◆ INSTRUCTIONS FOR THE TASK: Identify the lines that contain the string "color" and report only how many there are.

---------------

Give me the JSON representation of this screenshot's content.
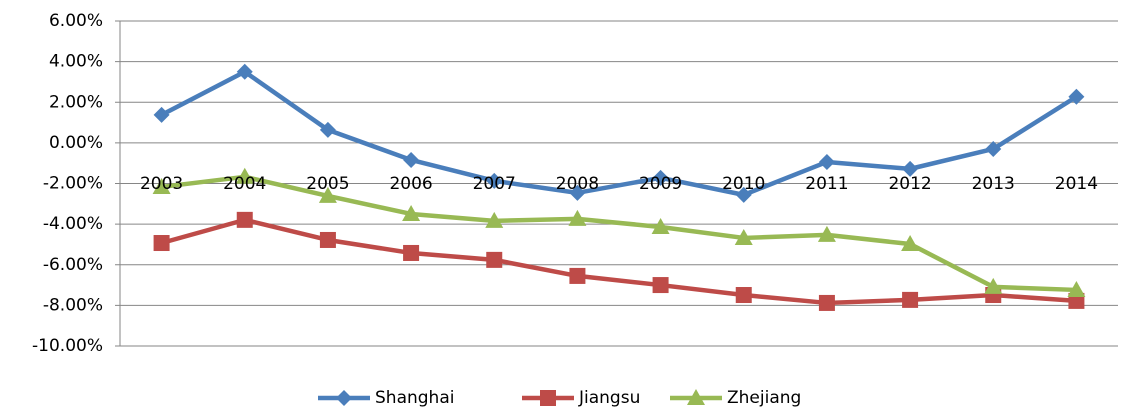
{
  "chart_data": {
    "type": "line",
    "categories": [
      "2003",
      "2004",
      "2005",
      "2006",
      "2007",
      "2008",
      "2009",
      "2010",
      "2011",
      "2012",
      "2013",
      "2014"
    ],
    "series": [
      {
        "name": "Shanghai",
        "color": "#4a7ebb",
        "values": [
          1.38,
          3.5,
          0.64,
          -0.84,
          -1.87,
          -2.46,
          -1.72,
          -2.56,
          -0.94,
          -1.28,
          -0.3,
          2.27
        ]
      },
      {
        "name": "Jiangsu",
        "color": "#be4b48",
        "values": [
          -4.93,
          -3.79,
          -4.78,
          -5.42,
          -5.76,
          -6.55,
          -7.0,
          -7.49,
          -7.88,
          -7.73,
          -7.49,
          -7.78
        ]
      },
      {
        "name": "Zhejiang",
        "color": "#98b954",
        "values": [
          -2.17,
          -1.67,
          -2.61,
          -3.5,
          -3.84,
          -3.74,
          -4.14,
          -4.68,
          -4.53,
          -4.98,
          -7.09,
          -7.24
        ]
      }
    ],
    "ylim": [
      -10,
      6
    ],
    "yticks": [
      {
        "value": -10,
        "label": "-10.00%"
      },
      {
        "value": -8,
        "label": "-8.00%"
      },
      {
        "value": -6,
        "label": "-6.00%"
      },
      {
        "value": -4,
        "label": "-4.00%"
      },
      {
        "value": -2,
        "label": "-2.00%"
      },
      {
        "value": 0,
        "label": "0.00%"
      },
      {
        "value": 2,
        "label": "2.00%"
      },
      {
        "value": 4,
        "label": "4.00%"
      },
      {
        "value": 6,
        "label": "6.00%"
      }
    ],
    "grid": true,
    "legend": "bottom"
  }
}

---------------

◆ ANSWER TO THE TASK: 3